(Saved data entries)

########################################

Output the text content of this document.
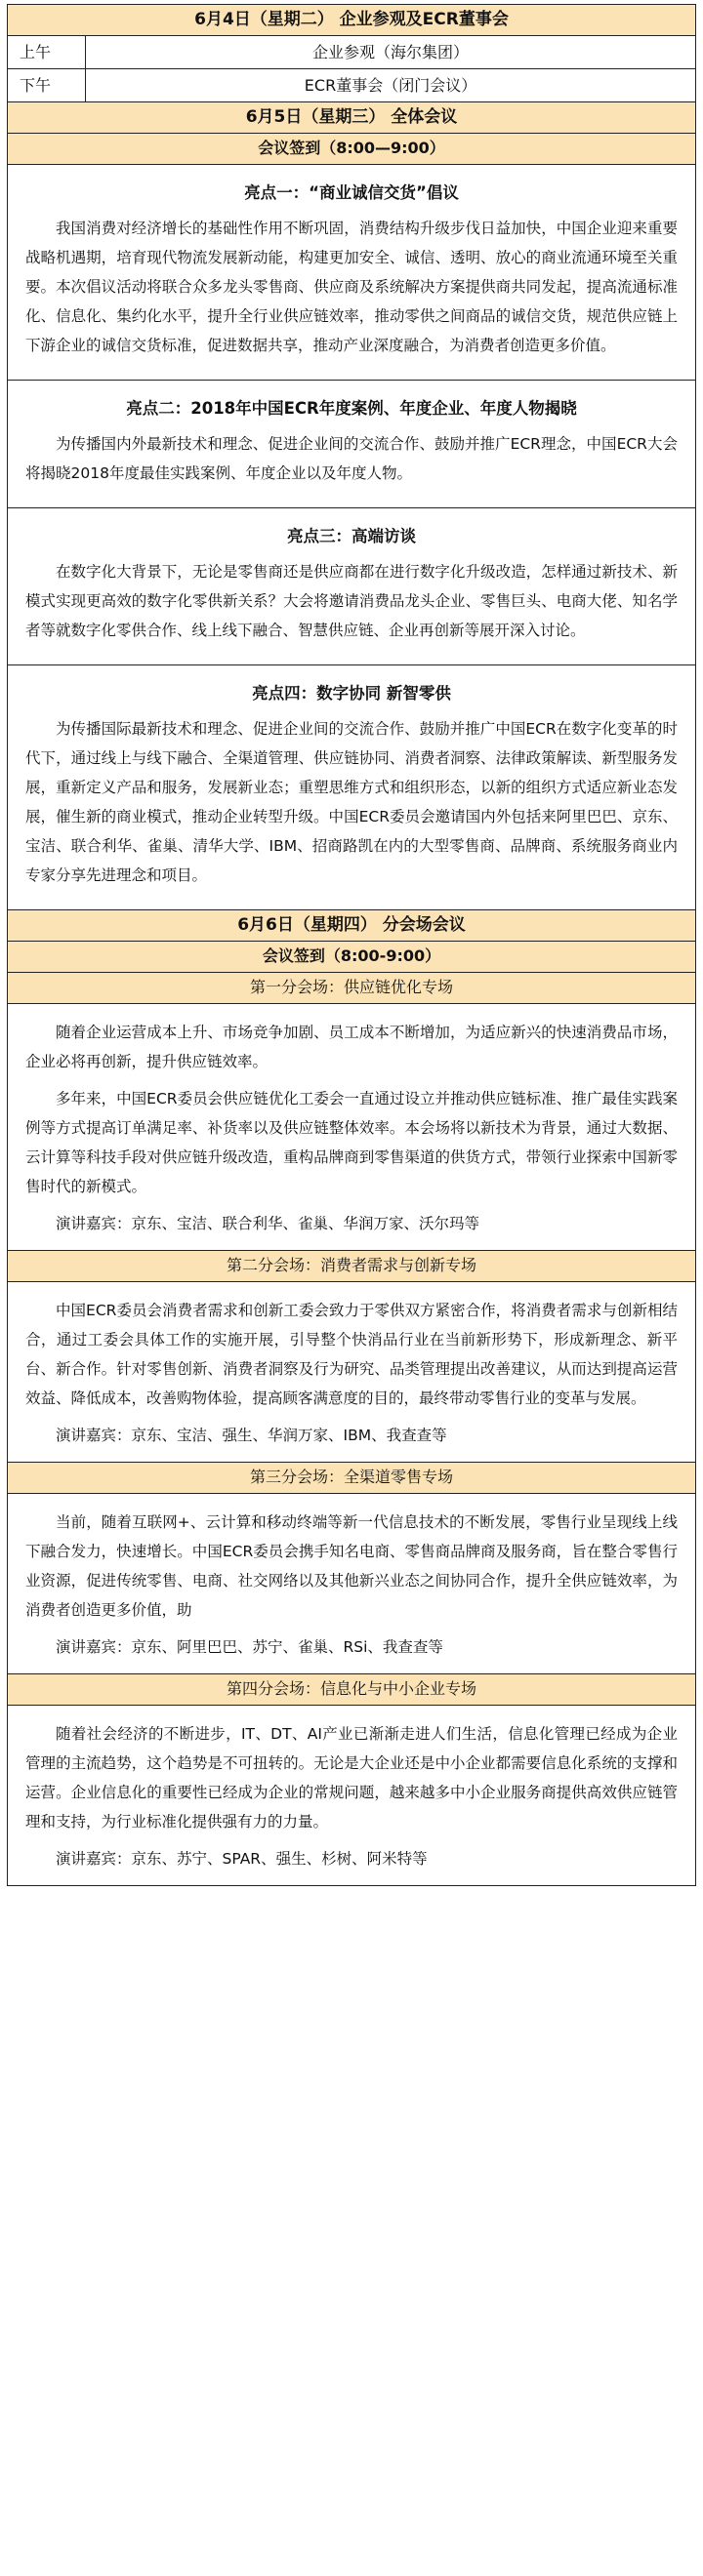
6月4日（星期二） 企业参观及ECR董事会
上午	企业参观（海尔集团）
下午	ECR董事会（闭门会议）
6月5日（星期三） 全体会议
会议签到（8:00—9:00）
亮点一：“商业诚信交货”倡议

我国消费对经济增长的基础性作用不断巩固，消费结构升级步伐日益加快，中国企业迎来重要战略机遇期，培育现代物流发展新动能，构建更加安全、诚信、透明、放心的商业流通环境至关重要。本次倡议活动将联合众多龙头零售商、供应商及系统解决方案提供商共同发起，提高流通标准化、信息化、集约化水平，提升全行业供应链效率，推动零供之间商品的诚信交货，规范供应链上下游企业的诚信交货标准，促进数据共享，推动产业深度融合，为消费者创造更多价值。

亮点二：2018年中国ECR年度案例、年度企业、年度人物揭晓

为传播国内外最新技术和理念、促进企业间的交流合作、鼓励并推广ECR理念，中国ECR大会将揭晓2018年度最佳实践案例、年度企业以及年度人物。

亮点三：高端访谈

在数字化大背景下，无论是零售商还是供应商都在进行数字化升级改造，怎样通过新技术、新模式实现更高效的数字化零供新关系？大会将邀请消费品龙头企业、零售巨头、电商大佬、知名学者等就数字化零供合作、线上线下融合、智慧供应链、企业再创新等展开深入讨论。

亮点四：数字协同 新智零供

为传播国际最新技术和理念、促进企业间的交流合作、鼓励并推广中国ECR在数字化变革的时代下，通过线上与线下融合、全渠道管理、供应链协同、消费者洞察、法律政策解读、新型服务发展，重新定义产品和服务，发展新业态；重塑思维方式和组织形态，以新的组织方式适应新业态发展，催生新的商业模式，推动企业转型升级。中国ECR委员会邀请国内外包括来阿里巴巴、京东、宝洁、联合利华、雀巢、清华大学、IBM、招商路凯在内的大型零售商、品牌商、系统服务商业内专家分享先进理念和项目。

6月6日（星期四） 分会场会议
会议签到（8:00-9:00）
第一分会场：供应链优化专场

随着企业运营成本上升、市场竞争加剧、员工成本不断增加，为适应新兴的快速消费品市场，企业必将再创新，提升供应链效率。

多年来，中国ECR委员会供应链优化工委会一直通过设立并推动供应链标准、推广最佳实践案例等方式提高订单满足率、补货率以及供应链整体效率。本会场将以新技术为背景，通过大数据、云计算等科技手段对供应链升级改造，重构品牌商到零售渠道的供货方式，带领行业探索中国新零售时代的新模式。

演讲嘉宾：京东、宝洁、联合利华、雀巢、华润万家、沃尔玛等
第二分会场：消费者需求与创新专场

中国ECR委员会消费者需求和创新工委会致力于零供双方紧密合作，将消费者需求与创新相结合，通过工委会具体工作的实施开展，引导整个快消品行业在当前新形势下，形成新理念、新平台、新合作。针对零售创新、消费者洞察及行为研究、品类管理提出改善建议，从而达到提高运营效益、降低成本，改善购物体验，提高顾客满意度的目的，最终带动零售行业的变革与发展。

演讲嘉宾：京东、宝洁、强生、华润万家、IBM、我查查等
第三分会场：全渠道零售专场

当前，随着互联网+、云计算和移动终端等新一代信息技术的不断发展，零售行业呈现线上线下融合发力，快速增长。中国ECR委员会携手知名电商、零售商品牌商及服务商，旨在整合零售行业资源，促进传统零售、电商、社交网络以及其他新兴业态之间协同合作，提升全供应链效率，为消费者创造更多价值，助

演讲嘉宾：京东、阿里巴巴、苏宁、雀巢、RSi、我查查等
第四分会场：信息化与中小企业专场

随着社会经济的不断进步，IT、DT、AI产业已渐渐走进人们生活，信息化管理已经成为企业管理的主流趋势，这个趋势是不可扭转的。无论是大企业还是中小企业都需要信息化系统的支撑和运营。企业信息化的重要性已经成为企业的常规问题，越来越多中小企业服务商提供高效供应链管理和支持，为行业标准化提供强有力的力量。

演讲嘉宾：京东、苏宁、SPAR、强生、杉树、阿米特等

########################################

**Request**
Without including any pictures, print all of the material exactly as given.

**Answer for the task**
Output the text content of this document.
6月4日（星期二） 企业参观及ECR董事会
上午	企业参观（海尔集团）
下午	ECR董事会（闭门会议）
6月5日（星期三） 全体会议
会议签到（8:00—9:00）
亮点一：“商业诚信交货”倡议

我国消费对经济增长的基础性作用不断巩固，消费结构升级步伐日益加快，中国企业迎来重要战略机遇期，培育现代物流发展新动能，构建更加安全、诚信、透明、放心的商业流通环境至关重要。本次倡议活动将联合众多龙头零售商、供应商及系统解决方案提供商共同发起，提高流通标准化、信息化、集约化水平，提升全行业供应链效率，推动零供之间商品的诚信交货，规范供应链上下游企业的诚信交货标准，促进数据共享，推动产业深度融合，为消费者创造更多价值。

亮点二：2018年中国ECR年度案例、年度企业、年度人物揭晓

为传播国内外最新技术和理念、促进企业间的交流合作、鼓励并推广ECR理念，中国ECR大会将揭晓2018年度最佳实践案例、年度企业以及年度人物。

亮点三：高端访谈

在数字化大背景下，无论是零售商还是供应商都在进行数字化升级改造，怎样通过新技术、新模式实现更高效的数字化零供新关系？大会将邀请消费品龙头企业、零售巨头、电商大佬、知名学者等就数字化零供合作、线上线下融合、智慧供应链、企业再创新等展开深入讨论。

亮点四：数字协同 新智零供

为传播国际最新技术和理念、促进企业间的交流合作、鼓励并推广中国ECR在数字化变革的时代下，通过线上与线下融合、全渠道管理、供应链协同、消费者洞察、法律政策解读、新型服务发展，重新定义产品和服务，发展新业态；重塑思维方式和组织形态，以新的组织方式适应新业态发展，催生新的商业模式，推动企业转型升级。中国ECR委员会邀请国内外包括来阿里巴巴、京东、宝洁、联合利华、雀巢、清华大学、IBM、招商路凯在内的大型零售商、品牌商、系统服务商业内专家分享先进理念和项目。

6月6日（星期四） 分会场会议
会议签到（8:00-9:00）
第一分会场：供应链优化专场

随着企业运营成本上升、市场竞争加剧、员工成本不断增加，为适应新兴的快速消费品市场，企业必将再创新，提升供应链效率。

多年来，中国ECR委员会供应链优化工委会一直通过设立并推动供应链标准、推广最佳实践案例等方式提高订单满足率、补货率以及供应链整体效率。本会场将以新技术为背景，通过大数据、云计算等科技手段对供应链升级改造，重构品牌商到零售渠道的供货方式，带领行业探索中国新零售时代的新模式。

演讲嘉宾：京东、宝洁、联合利华、雀巢、华润万家、沃尔玛等
第二分会场：消费者需求与创新专场

中国ECR委员会消费者需求和创新工委会致力于零供双方紧密合作，将消费者需求与创新相结合，通过工委会具体工作的实施开展，引导整个快消品行业在当前新形势下，形成新理念、新平台、新合作。针对零售创新、消费者洞察及行为研究、品类管理提出改善建议，从而达到提高运营效益、降低成本，改善购物体验，提高顾客满意度的目的，最终带动零售行业的变革与发展。

演讲嘉宾：京东、宝洁、强生、华润万家、IBM、我查查等
第三分会场：全渠道零售专场

当前，随着互联网+、云计算和移动终端等新一代信息技术的不断发展，零售行业呈现线上线下融合发力，快速增长。中国ECR委员会携手知名电商、零售商品牌商及服务商，旨在整合零售行业资源，促进传统零售、电商、社交网络以及其他新兴业态之间协同合作，提升全供应链效率，为消费者创造更多价值，助

演讲嘉宾：京东、阿里巴巴、苏宁、雀巢、RSi、我查查等
第四分会场：信息化与中小企业专场

随着社会经济的不断进步，IT、DT、AI产业已渐渐走进人们生活，信息化管理已经成为企业管理的主流趋势，这个趋势是不可扭转的。无论是大企业还是中小企业都需要信息化系统的支撑和运营。企业信息化的重要性已经成为企业的常规问题，越来越多中小企业服务商提供高效供应链管理和支持，为行业标准化提供强有力的力量。

演讲嘉宾：京东、苏宁、SPAR、强生、杉树、阿米特等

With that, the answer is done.